### RECORDS FOR THE TASK
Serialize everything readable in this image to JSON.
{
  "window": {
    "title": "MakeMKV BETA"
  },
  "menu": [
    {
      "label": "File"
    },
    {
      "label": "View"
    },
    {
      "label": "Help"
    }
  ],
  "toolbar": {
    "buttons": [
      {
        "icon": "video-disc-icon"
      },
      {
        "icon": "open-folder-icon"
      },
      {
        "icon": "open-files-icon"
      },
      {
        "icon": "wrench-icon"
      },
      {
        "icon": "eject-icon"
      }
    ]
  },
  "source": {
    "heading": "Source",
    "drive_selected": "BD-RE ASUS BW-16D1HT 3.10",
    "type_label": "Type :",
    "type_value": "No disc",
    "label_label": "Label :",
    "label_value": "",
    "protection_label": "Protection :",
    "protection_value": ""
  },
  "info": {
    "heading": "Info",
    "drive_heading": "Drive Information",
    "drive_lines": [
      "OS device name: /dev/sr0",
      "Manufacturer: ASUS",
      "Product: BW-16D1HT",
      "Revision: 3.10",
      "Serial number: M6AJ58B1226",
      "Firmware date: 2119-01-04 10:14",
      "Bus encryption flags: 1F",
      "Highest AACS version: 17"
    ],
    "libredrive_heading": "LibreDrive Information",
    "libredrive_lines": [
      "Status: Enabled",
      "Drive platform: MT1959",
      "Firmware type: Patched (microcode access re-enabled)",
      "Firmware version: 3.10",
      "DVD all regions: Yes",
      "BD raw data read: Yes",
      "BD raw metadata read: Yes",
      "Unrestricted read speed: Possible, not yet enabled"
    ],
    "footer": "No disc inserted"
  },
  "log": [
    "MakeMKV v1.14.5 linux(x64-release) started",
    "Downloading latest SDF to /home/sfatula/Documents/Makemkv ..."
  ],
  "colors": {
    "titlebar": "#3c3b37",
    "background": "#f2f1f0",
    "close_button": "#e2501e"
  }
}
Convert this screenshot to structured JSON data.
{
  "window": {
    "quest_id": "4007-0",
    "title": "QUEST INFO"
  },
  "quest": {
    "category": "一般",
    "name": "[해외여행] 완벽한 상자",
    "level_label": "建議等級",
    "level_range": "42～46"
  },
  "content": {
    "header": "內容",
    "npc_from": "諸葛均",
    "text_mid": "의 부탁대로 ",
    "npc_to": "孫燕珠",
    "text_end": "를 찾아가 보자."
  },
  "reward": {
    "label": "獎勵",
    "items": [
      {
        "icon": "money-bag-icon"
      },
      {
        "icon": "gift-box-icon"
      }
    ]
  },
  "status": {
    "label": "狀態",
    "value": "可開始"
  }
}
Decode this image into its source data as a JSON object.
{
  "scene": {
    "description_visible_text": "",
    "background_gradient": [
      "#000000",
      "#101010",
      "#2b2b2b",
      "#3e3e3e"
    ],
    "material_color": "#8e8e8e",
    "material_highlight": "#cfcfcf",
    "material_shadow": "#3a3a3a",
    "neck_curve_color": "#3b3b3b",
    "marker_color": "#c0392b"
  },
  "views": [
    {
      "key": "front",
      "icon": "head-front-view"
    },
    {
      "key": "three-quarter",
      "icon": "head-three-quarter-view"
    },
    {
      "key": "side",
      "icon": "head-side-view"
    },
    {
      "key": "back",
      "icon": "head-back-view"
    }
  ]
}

### PROMPT
Scan the entries above. Copy each line that has the string "image".

### SOLUTION FOR THIS EXERCISE
Serialize everything readable in this image to JSON.
Decode this image into its source data as a JSON object.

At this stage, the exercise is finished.